## Given task
Retype the material below line for line, keeping every character unchanged, and omit the pictures from your output.

* * * *

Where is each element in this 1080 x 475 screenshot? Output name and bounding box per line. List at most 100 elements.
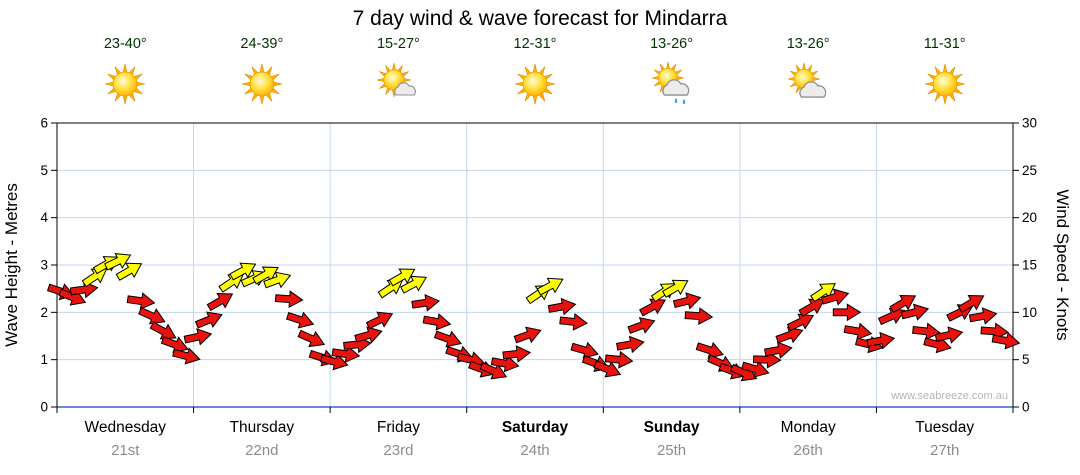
watermark: www.seabreeze.com.au <box>891 390 1008 402</box>
wind-arrow <box>843 322 873 341</box>
wind-arrow <box>252 266 279 285</box>
wind-arrow <box>616 335 645 354</box>
wind-arrow <box>877 307 906 326</box>
wind-arrow <box>810 283 836 303</box>
wind-arrow <box>957 294 985 314</box>
day-date-label: 25th <box>656 442 687 459</box>
wind-arrow <box>627 317 656 334</box>
wind-arrow <box>513 326 542 344</box>
day-date-label: 22nd <box>245 442 279 459</box>
wind-arrow <box>934 326 964 344</box>
wind-arrow <box>331 345 361 363</box>
left-axis-tick-label: 6 <box>40 116 48 131</box>
wind-arrow <box>81 268 108 288</box>
wind-arrow <box>115 262 143 281</box>
weather-icon-sun <box>924 63 965 105</box>
weather-icon-sun <box>236 60 288 108</box>
wind-arrow <box>297 329 326 348</box>
wind-arrow <box>547 297 577 316</box>
day-name-label: Thursday <box>229 419 295 436</box>
wind-arrow <box>138 307 166 325</box>
wind-arrow <box>479 361 508 380</box>
wind-arrow <box>433 330 462 348</box>
day-date-label: 21st <box>111 442 140 459</box>
day-name-label: Monday <box>780 419 836 436</box>
day-date-label: 27th <box>930 442 960 459</box>
weather-icon-sun <box>99 60 151 108</box>
chart-title: 7 day wind & wave forecast for Mindarra <box>352 7 728 30</box>
right-axis-tick-label: 30 <box>1022 116 1037 131</box>
wind-arrow <box>639 298 667 317</box>
wind-arrow <box>559 313 588 331</box>
wind-arrow <box>991 332 1021 350</box>
day-temp-range: 12-31° <box>513 36 557 52</box>
weather-icon-cloudy <box>788 62 827 98</box>
wind-arrow <box>377 279 404 299</box>
right-axis-tick-label: 0 <box>1022 400 1030 415</box>
weather-icon-partly <box>372 60 424 108</box>
wind-arrow <box>741 360 770 378</box>
wind-arrow <box>672 292 702 310</box>
wind-arrows <box>46 252 1021 382</box>
day-name-label: Sunday <box>643 419 700 436</box>
weather-icon-sun <box>241 63 282 105</box>
wind-arrow <box>320 353 349 371</box>
wind-arrow <box>490 354 520 373</box>
wind-arrow <box>263 271 292 289</box>
wind-arrow <box>229 262 257 281</box>
wind-arrow <box>218 273 245 293</box>
day-temp-range: 15-27° <box>376 36 420 52</box>
day-date-label: 23rd <box>383 442 414 459</box>
wind-arrow <box>980 322 1010 341</box>
wind-arrow <box>194 311 223 329</box>
day-temp-range: 13-26° <box>786 36 830 52</box>
left-axis-tick-label: 3 <box>40 258 48 273</box>
day-temp-range: 11-31° <box>923 36 966 52</box>
weather-icon-partly <box>377 62 417 98</box>
wind-arrow <box>411 294 441 312</box>
day-name-label: Saturday <box>501 419 569 436</box>
gridlines <box>57 123 1013 407</box>
right-axis-tick-label: 25 <box>1022 163 1037 178</box>
wind-arrow <box>912 322 941 341</box>
wind-arrow <box>786 313 815 332</box>
day-temp-range: 24-39° <box>240 36 284 52</box>
wind-arrow <box>968 307 998 325</box>
weather-icon-sun <box>509 60 561 108</box>
right-axis-tick-label: 10 <box>1022 305 1037 320</box>
day-date-label: 26th <box>793 442 823 459</box>
wind-arrow <box>832 303 862 322</box>
right-axis-tick-label: 5 <box>1022 352 1030 367</box>
wind-arrow <box>798 298 826 317</box>
weather-icon-sun <box>514 63 556 105</box>
wind-arrow <box>422 313 452 331</box>
wind-arrow <box>900 303 930 321</box>
left-axis-tick-label: 1 <box>40 352 48 367</box>
left-axis-tick-label: 0 <box>40 400 48 415</box>
wind-arrow <box>889 294 917 314</box>
wind-arrow <box>775 326 804 344</box>
wind-arrow <box>354 326 383 344</box>
weather-icon-cloudy <box>782 60 834 108</box>
axis-ticks: 0 1 2 3 4 5 6 0 5 10 15 20 25 30 <box>40 116 1037 415</box>
wind-arrow <box>285 311 315 329</box>
wind-arrow <box>126 292 156 310</box>
wind-arrow <box>183 328 213 346</box>
right-axis-tick-label: 20 <box>1022 210 1037 225</box>
wind-arrow <box>274 290 304 309</box>
wind-arrow <box>536 277 564 296</box>
wind-arrow <box>502 345 532 363</box>
wind-arrow <box>593 360 622 378</box>
wind-arrow <box>206 293 234 312</box>
day-name-label: Tuesday <box>915 419 975 436</box>
weather-icon-showers <box>651 61 689 105</box>
right-axis-tick-label: 15 <box>1022 258 1037 273</box>
left-axis-tick-label: 2 <box>40 305 48 320</box>
wind-arrow <box>820 288 850 306</box>
day-date-label: 24th <box>520 442 550 459</box>
wind-arrow <box>104 252 132 271</box>
wind-arrow <box>661 279 689 298</box>
weather-icon-sun <box>919 60 971 108</box>
wind-arrow <box>172 347 201 365</box>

* * * *

## Final result
Where is each element in this 1080 x 475 screenshot? Output name and bounding box per line. List at most 100 elements.
watermark: www.seabreeze.com.au <box>891 390 1008 402</box>
wind-arrow <box>843 322 873 341</box>
wind-arrow <box>252 266 279 285</box>
wind-arrow <box>616 335 645 354</box>
wind-arrow <box>877 307 906 326</box>
wind-arrow <box>810 283 836 303</box>
wind-arrow <box>957 294 985 314</box>
day-date-label: 25th <box>656 442 687 459</box>
wind-arrow <box>627 317 656 334</box>
wind-arrow <box>513 326 542 344</box>
day-date-label: 22nd <box>245 442 279 459</box>
wind-arrow <box>934 326 964 344</box>
wind-arrow <box>331 345 361 363</box>
left-axis-tick-label: 6 <box>40 116 48 131</box>
wind-arrow <box>81 268 108 288</box>
wind-arrow <box>115 262 143 281</box>
weather-icon-sun <box>924 63 965 105</box>
weather-icon-sun <box>236 60 288 108</box>
wind-arrow <box>297 329 326 348</box>
wind-arrow <box>547 297 577 316</box>
day-name-label: Thursday <box>229 419 295 436</box>
wind-arrow <box>138 307 166 325</box>
wind-arrow <box>479 361 508 380</box>
wind-arrow <box>433 330 462 348</box>
day-date-label: 21st <box>111 442 140 459</box>
day-name-label: Monday <box>780 419 836 436</box>
day-date-label: 27th <box>930 442 960 459</box>
weather-icon-sun <box>99 60 151 108</box>
chart-title: 7 day wind & wave forecast for Mindarra <box>352 7 728 30</box>
right-axis-tick-label: 30 <box>1022 116 1037 131</box>
wind-arrow <box>639 298 667 317</box>
wind-arrow <box>559 313 588 331</box>
wind-arrow <box>991 332 1021 350</box>
day-temp-range: 12-31° <box>513 36 557 52</box>
weather-icon-cloudy <box>788 62 827 98</box>
wind-arrow <box>377 279 404 299</box>
right-axis-tick-label: 0 <box>1022 400 1030 415</box>
weather-icon-partly <box>372 60 424 108</box>
wind-arrow <box>741 360 770 378</box>
wind-arrow <box>672 292 702 310</box>
wind-arrows <box>46 252 1021 382</box>
day-name-label: Sunday <box>643 419 700 436</box>
weather-icon-sun <box>241 63 282 105</box>
wind-arrow <box>320 353 349 371</box>
wind-arrow <box>490 354 520 373</box>
wind-arrow <box>263 271 292 289</box>
wind-arrow <box>229 262 257 281</box>
wind-arrow <box>218 273 245 293</box>
day-temp-range: 15-27° <box>376 36 420 52</box>
day-date-label: 23rd <box>383 442 414 459</box>
wind-arrow <box>980 322 1010 341</box>
wind-arrow <box>194 311 223 329</box>
day-temp-range: 13-26° <box>786 36 830 52</box>
left-axis-tick-label: 3 <box>40 258 48 273</box>
day-temp-range: 11-31° <box>923 36 966 52</box>
weather-icon-partly <box>377 62 417 98</box>
wind-arrow <box>411 294 441 312</box>
day-name-label: Saturday <box>501 419 569 436</box>
gridlines <box>57 123 1013 407</box>
right-axis-tick-label: 25 <box>1022 163 1037 178</box>
wind-arrow <box>912 322 941 341</box>
wind-arrow <box>786 313 815 332</box>
day-temp-range: 24-39° <box>240 36 284 52</box>
wind-arrow <box>968 307 998 325</box>
weather-icon-sun <box>509 60 561 108</box>
right-axis-tick-label: 10 <box>1022 305 1037 320</box>
day-date-label: 26th <box>793 442 823 459</box>
wind-arrow <box>832 303 862 322</box>
right-axis-tick-label: 5 <box>1022 352 1030 367</box>
wind-arrow <box>798 298 826 317</box>
weather-icon-sun <box>514 63 556 105</box>
wind-arrow <box>422 313 452 331</box>
wind-arrow <box>900 303 930 321</box>
left-axis-tick-label: 1 <box>40 352 48 367</box>
left-axis-tick-label: 0 <box>40 400 48 415</box>
wind-arrow <box>889 294 917 314</box>
wind-arrow <box>775 326 804 344</box>
wind-arrow <box>354 326 383 344</box>
weather-icon-cloudy <box>782 60 834 108</box>
axis-ticks: 0 1 2 3 4 5 6 0 5 10 15 20 25 30 <box>40 116 1037 415</box>
wind-arrow <box>285 311 315 329</box>
wind-arrow <box>126 292 156 310</box>
wind-arrow <box>183 328 213 346</box>
right-axis-tick-label: 20 <box>1022 210 1037 225</box>
wind-arrow <box>274 290 304 309</box>
wind-arrow <box>536 277 564 296</box>
wind-arrow <box>502 345 532 363</box>
wind-arrow <box>593 360 622 378</box>
wind-arrow <box>206 293 234 312</box>
day-name-label: Tuesday <box>915 419 975 436</box>
weather-icon-showers <box>651 61 689 105</box>
right-axis-tick-label: 15 <box>1022 258 1037 273</box>
left-axis-tick-label: 2 <box>40 305 48 320</box>
wind-arrow <box>820 288 850 306</box>
day-date-label: 24th <box>520 442 550 459</box>
wind-arrow <box>104 252 132 271</box>
wind-arrow <box>661 279 689 298</box>
weather-icon-sun <box>919 60 971 108</box>
wind-arrow <box>172 347 201 365</box>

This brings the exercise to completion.